= Exercise materials =
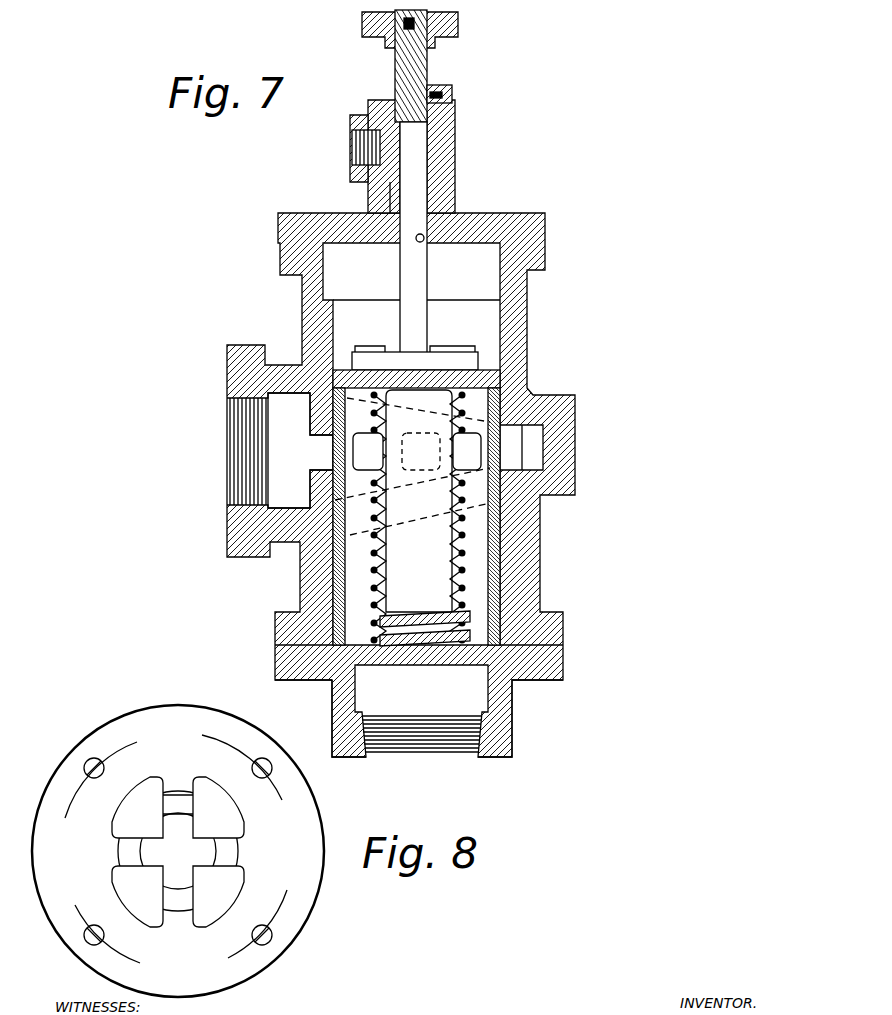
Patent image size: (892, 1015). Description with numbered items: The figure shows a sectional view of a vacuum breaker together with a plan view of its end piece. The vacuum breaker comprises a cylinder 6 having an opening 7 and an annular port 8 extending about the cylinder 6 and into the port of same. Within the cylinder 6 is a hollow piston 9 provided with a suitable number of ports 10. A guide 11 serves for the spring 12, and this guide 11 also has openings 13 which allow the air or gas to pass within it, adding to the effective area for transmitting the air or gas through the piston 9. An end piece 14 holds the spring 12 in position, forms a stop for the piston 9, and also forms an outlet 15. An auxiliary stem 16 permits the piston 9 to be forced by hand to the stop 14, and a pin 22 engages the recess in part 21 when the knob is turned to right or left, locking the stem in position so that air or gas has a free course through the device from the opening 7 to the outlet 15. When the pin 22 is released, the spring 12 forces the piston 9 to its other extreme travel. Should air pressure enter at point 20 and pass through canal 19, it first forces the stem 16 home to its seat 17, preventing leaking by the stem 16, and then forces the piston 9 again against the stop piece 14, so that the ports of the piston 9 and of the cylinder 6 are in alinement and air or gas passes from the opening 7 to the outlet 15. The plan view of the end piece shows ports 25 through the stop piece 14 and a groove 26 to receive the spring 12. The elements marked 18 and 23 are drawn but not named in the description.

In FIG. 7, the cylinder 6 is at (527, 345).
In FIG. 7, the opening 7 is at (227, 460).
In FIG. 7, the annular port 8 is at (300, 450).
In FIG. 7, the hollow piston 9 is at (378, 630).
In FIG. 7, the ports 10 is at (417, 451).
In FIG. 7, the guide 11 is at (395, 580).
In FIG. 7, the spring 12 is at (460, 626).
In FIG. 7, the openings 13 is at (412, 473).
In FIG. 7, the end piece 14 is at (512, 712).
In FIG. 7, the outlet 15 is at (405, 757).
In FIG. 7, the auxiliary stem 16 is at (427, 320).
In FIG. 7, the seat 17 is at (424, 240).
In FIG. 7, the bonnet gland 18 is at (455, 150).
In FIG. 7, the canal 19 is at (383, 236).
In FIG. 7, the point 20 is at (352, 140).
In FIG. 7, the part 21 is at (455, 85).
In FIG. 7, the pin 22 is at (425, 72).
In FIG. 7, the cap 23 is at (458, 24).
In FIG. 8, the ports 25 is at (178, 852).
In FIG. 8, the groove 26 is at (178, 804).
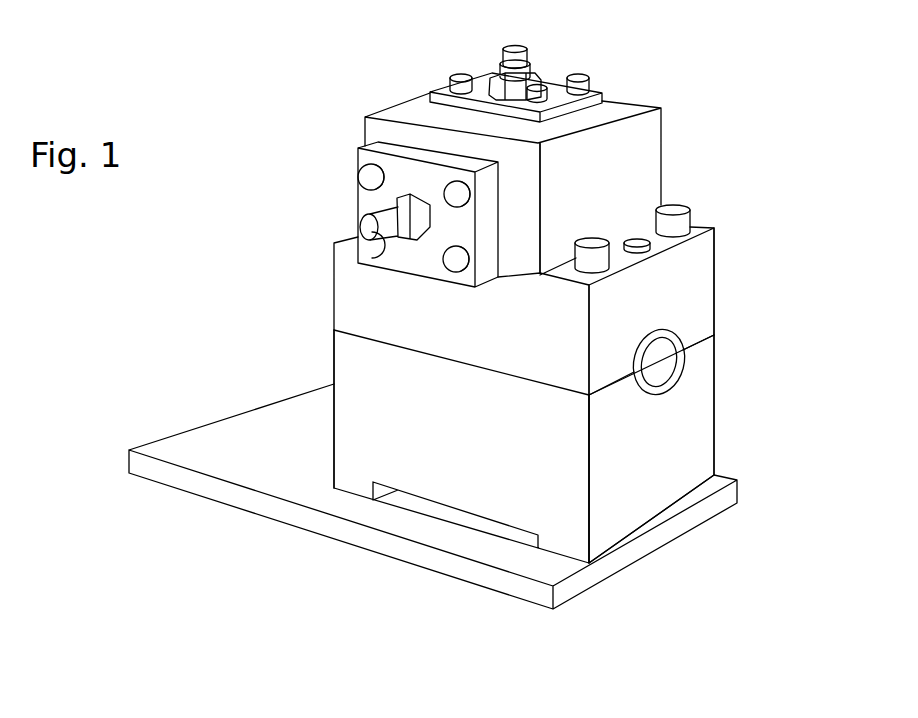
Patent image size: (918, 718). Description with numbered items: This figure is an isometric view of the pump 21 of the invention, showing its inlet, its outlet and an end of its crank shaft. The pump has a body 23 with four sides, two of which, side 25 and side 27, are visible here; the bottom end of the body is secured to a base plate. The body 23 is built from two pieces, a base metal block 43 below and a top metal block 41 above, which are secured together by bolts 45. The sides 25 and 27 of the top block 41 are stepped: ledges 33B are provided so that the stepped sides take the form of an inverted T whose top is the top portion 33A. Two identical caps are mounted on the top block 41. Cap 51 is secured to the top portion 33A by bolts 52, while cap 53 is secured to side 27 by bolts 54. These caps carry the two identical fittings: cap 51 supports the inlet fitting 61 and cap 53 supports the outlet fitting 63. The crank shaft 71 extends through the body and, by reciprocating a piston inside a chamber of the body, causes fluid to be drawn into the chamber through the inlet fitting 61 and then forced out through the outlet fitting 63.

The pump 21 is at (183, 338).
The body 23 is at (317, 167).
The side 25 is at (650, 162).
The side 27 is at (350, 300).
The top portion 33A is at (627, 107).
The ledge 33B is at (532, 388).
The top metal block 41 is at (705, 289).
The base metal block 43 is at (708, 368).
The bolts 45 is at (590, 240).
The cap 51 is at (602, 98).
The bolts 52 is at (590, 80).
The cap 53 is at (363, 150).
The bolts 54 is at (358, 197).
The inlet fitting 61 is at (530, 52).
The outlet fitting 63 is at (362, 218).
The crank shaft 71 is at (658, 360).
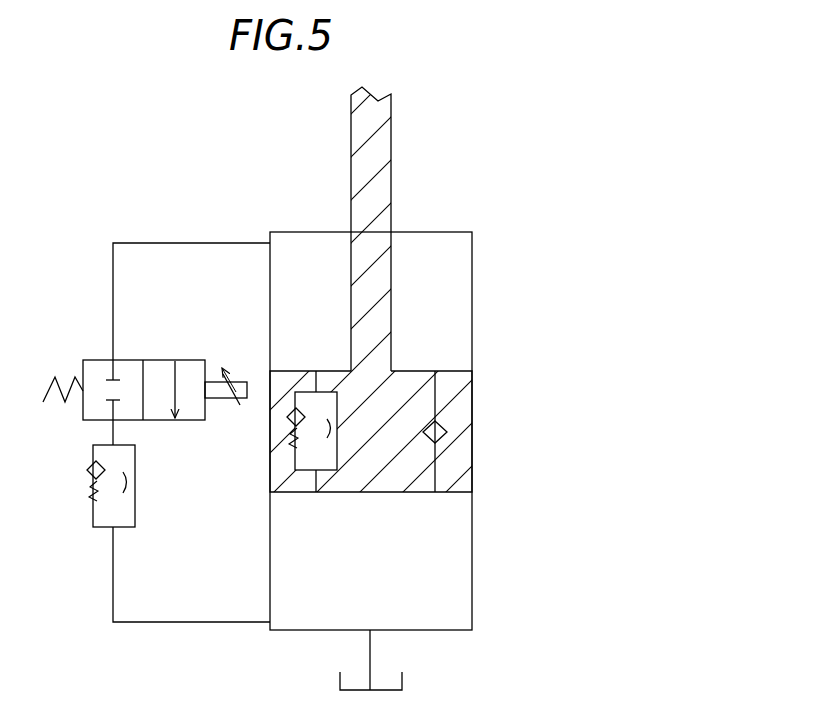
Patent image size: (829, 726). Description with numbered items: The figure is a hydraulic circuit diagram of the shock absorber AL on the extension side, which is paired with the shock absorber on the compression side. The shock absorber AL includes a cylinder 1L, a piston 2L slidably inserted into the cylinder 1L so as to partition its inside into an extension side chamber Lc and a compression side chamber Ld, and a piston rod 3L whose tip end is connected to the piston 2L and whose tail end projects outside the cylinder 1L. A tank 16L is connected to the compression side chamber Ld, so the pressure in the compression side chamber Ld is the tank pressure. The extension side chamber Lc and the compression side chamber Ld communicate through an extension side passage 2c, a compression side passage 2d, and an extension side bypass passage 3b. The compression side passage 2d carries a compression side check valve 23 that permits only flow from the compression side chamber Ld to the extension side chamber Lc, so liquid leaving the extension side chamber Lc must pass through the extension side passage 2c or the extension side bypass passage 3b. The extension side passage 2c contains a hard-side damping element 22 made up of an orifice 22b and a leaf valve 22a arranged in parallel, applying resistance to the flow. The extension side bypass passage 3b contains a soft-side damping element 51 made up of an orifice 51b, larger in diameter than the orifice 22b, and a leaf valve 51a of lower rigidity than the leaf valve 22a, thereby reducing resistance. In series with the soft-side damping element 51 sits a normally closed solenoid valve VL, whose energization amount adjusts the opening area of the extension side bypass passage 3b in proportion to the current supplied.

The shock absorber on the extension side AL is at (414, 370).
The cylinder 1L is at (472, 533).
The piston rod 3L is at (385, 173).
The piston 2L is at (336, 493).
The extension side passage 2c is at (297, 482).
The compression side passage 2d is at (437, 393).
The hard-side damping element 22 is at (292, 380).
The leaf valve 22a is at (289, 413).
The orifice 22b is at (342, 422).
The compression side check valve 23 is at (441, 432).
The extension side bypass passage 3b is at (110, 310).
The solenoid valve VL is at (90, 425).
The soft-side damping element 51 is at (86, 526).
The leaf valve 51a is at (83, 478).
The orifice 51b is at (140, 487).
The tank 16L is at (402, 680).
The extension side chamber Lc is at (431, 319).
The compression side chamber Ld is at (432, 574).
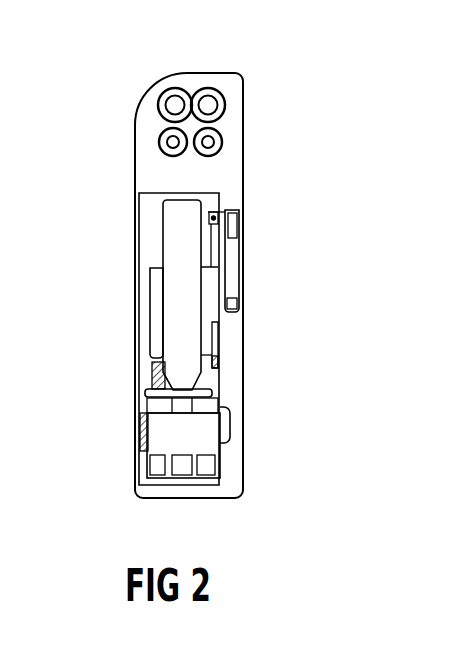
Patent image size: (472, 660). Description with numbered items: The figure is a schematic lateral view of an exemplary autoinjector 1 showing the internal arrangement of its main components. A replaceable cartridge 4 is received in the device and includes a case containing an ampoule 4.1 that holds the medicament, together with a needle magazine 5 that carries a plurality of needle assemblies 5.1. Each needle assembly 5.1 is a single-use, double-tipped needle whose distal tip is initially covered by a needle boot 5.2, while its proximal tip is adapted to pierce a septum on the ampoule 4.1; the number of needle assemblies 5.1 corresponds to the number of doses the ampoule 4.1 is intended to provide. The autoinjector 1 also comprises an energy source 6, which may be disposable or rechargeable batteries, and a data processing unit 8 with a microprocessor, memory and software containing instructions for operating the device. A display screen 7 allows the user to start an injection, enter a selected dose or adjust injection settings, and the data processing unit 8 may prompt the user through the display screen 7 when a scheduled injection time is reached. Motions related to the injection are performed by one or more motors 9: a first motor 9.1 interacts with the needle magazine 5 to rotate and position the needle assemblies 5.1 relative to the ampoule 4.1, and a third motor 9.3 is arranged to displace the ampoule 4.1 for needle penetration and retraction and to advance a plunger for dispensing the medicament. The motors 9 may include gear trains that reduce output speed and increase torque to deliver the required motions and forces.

= Your instructions =
Reproduce every line of the entries above word for word, omitting the pictures.

= Exercise output =
Patent image size: (892, 1015). Description with numbered items: The figure shows a sectional view of a vacuum breaker together with a plan view of its end piece. The vacuum breaker comprises a cylinder 6 having an opening 7 and an annular port 8 extending about the cylinder 6 and into the port of same. Within the cylinder 6 is a hollow piston 9 provided with a suitable number of ports 10. A guide 11 serves for the spring 12, and this guide 11 also has openings 13 which allow the air or gas to pass within it, adding to the effective area for transmitting the air or gas through the piston 9. An end piece 14 holds the spring 12 in position, forms a stop for the piston 9, and also forms an outlet 15. An auxiliary stem 16 permits the piston 9 to be forced by hand to the stop 14, and a pin 22 engages the recess in part 21 when the knob is turned to right or left, locking the stem in position so that air or gas has a free course through the device from the opening 7 to the outlet 15. When the pin 22 is released, the spring 12 forces the piston 9 to its other extreme travel. Should air pressure enter at point 20 and pass through canal 19, it first forces the stem 16 home to its seat 17, preventing leaking by the stem 16, and then forces the piston 9 again against the stop piece 14, so that the ports of the piston 9 and of the cylinder 6 are in alinement and air or gas passes from the opening 7 to the outlet 15. The plan view of the end piece shows ports 25 through the stop piece 14 and a groove 26 to receive the spring 12. The elements marked 18 and 23 are drawn but not named in the description.

In FIG. 7, the cylinder 6 is at (527, 345).
In FIG. 7, the opening 7 is at (227, 460).
In FIG. 7, the annular port 8 is at (300, 450).
In FIG. 7, the hollow piston 9 is at (378, 630).
In FIG. 7, the ports 10 is at (417, 451).
In FIG. 7, the guide 11 is at (395, 580).
In FIG. 7, the spring 12 is at (460, 626).
In FIG. 7, the openings 13 is at (412, 473).
In FIG. 7, the end piece 14 is at (512, 712).
In FIG. 7, the outlet 15 is at (405, 757).
In FIG. 7, the auxiliary stem 16 is at (427, 320).
In FIG. 7, the seat 17 is at (424, 240).
In FIG. 7, the bonnet gland 18 is at (455, 150).
In FIG. 7, the canal 19 is at (383, 236).
In FIG. 7, the point 20 is at (352, 140).
In FIG. 7, the part 21 is at (455, 85).
In FIG. 7, the pin 22 is at (425, 72).
In FIG. 7, the cap 23 is at (458, 24).
In FIG. 8, the ports 25 is at (178, 852).
In FIG. 8, the groove 26 is at (178, 804).
Patent image size: (918, 718). Description with numbered items: This figure is an isometric view of the pump 21 of the invention, showing its inlet, its outlet and an end of its crank shaft. The pump has a body 23 with four sides, two of which, side 25 and side 27, are visible here; the bottom end of the body is secured to a base plate. The body 23 is built from two pieces, a base metal block 43 below and a top metal block 41 above, which are secured together by bolts 45. The sides 25 and 27 of the top block 41 are stepped: ledges 33B are provided so that the stepped sides take the form of an inverted T whose top is the top portion 33A. Two identical caps are mounted on the top block 41. Cap 51 is secured to the top portion 33A by bolts 52, while cap 53 is secured to side 27 by bolts 54. These caps carry the two identical fittings: cap 51 supports the inlet fitting 61 and cap 53 supports the outlet fitting 63. The crank shaft 71 extends through the body and, by reciprocating a piston inside a chamber of the body, causes fluid to be drawn into the chamber through the inlet fitting 61 and then forced out through the outlet fitting 63.

The pump 21 is at (183, 338).
The body 23 is at (317, 167).
The side 25 is at (650, 162).
The side 27 is at (350, 300).
The top portion 33A is at (627, 107).
The ledge 33B is at (532, 388).
The top metal block 41 is at (705, 289).
The base metal block 43 is at (708, 368).
The bolts 45 is at (590, 240).
The cap 51 is at (602, 98).
The bolts 52 is at (590, 80).
The cap 53 is at (363, 150).
The bolts 54 is at (358, 197).
The inlet fitting 61 is at (530, 52).
The outlet fitting 63 is at (362, 218).
The crank shaft 71 is at (658, 360).
Patent image size: (829, 726). Description with numbered items: The figure is a hydraulic circuit diagram of the shock absorber AL on the extension side, which is paired with the shock absorber on the compression side. The shock absorber AL includes a cylinder 1L, a piston 2L slidably inserted into the cylinder 1L so as to partition its inside into an extension side chamber Lc and a compression side chamber Ld, and a piston rod 3L whose tip end is connected to the piston 2L and whose tail end projects outside the cylinder 1L. A tank 16L is connected to the compression side chamber Ld, so the pressure in the compression side chamber Ld is the tank pressure. The extension side chamber Lc and the compression side chamber Ld communicate through an extension side passage 2c, a compression side passage 2d, and an extension side bypass passage 3b. The compression side passage 2d carries a compression side check valve 23 that permits only flow from the compression side chamber Ld to the extension side chamber Lc, so liquid leaving the extension side chamber Lc must pass through the extension side passage 2c or the extension side bypass passage 3b. The extension side passage 2c contains a hard-side damping element 22 made up of an orifice 22b and a leaf valve 22a arranged in parallel, applying resistance to the flow. The extension side bypass passage 3b contains a soft-side damping element 51 made up of an orifice 51b, larger in diameter than the orifice 22b, and a leaf valve 51a of lower rigidity than the leaf valve 22a, thereby reducing resistance. In series with the soft-side damping element 51 sits a normally closed solenoid valve VL, whose energization amount adjusts the opening area of the extension side bypass passage 3b in proportion to the current supplied.

The shock absorber on the extension side AL is at (414, 370).
The cylinder 1L is at (472, 533).
The piston rod 3L is at (385, 173).
The piston 2L is at (336, 493).
The extension side passage 2c is at (297, 482).
The compression side passage 2d is at (437, 393).
The hard-side damping element 22 is at (292, 380).
The leaf valve 22a is at (289, 413).
The orifice 22b is at (342, 422).
The compression side check valve 23 is at (441, 432).
The extension side bypass passage 3b is at (110, 310).
The solenoid valve VL is at (90, 425).
The soft-side damping element 51 is at (86, 526).
The leaf valve 51a is at (83, 478).
The orifice 51b is at (140, 487).
The tank 16L is at (402, 680).
The extension side chamber Lc is at (431, 319).
The compression side chamber Ld is at (432, 574).
Patent image size: (472, 660). Description with numbered items: The figure is a schematic lateral view of an exemplary autoinjector 1 showing the internal arrangement of its main components. A replaceable cartridge 4 is received in the device and includes a case containing an ampoule 4.1 that holds the medicament, together with a needle magazine 5 that carries a plurality of needle assemblies 5.1. Each needle assembly 5.1 is a single-use, double-tipped needle whose distal tip is initially covered by a needle boot 5.2, while its proximal tip is adapted to pierce a septum on the ampoule 4.1; the number of needle assemblies 5.1 corresponds to the number of doses the ampoule 4.1 is intended to provide. The autoinjector 1 also comprises an energy source 6, which may be disposable or rechargeable batteries, and a data processing unit 8 with a microprocessor, memory and software containing instructions for operating the device. A display screen 7 allows the user to start an injection, enter a selected dose or adjust injection settings, and the data processing unit 8 may prompt the user through the display screen 7 when a scheduled injection time is reached. Motions related to the injection are performed by one or more motors 9: a first motor 9.1 interacts with the needle magazine 5 to rotate and position the needle assemblies 5.1 relative to the ampoule 4.1, and a third motor 9.3 is arranged to displace the ampoule 4.1 for needle penetration and retraction and to advance a plunger for dispensing the medicament. The motors 9 may include gear trains that reduce output speed and increase torque to deliver the required motions and forces.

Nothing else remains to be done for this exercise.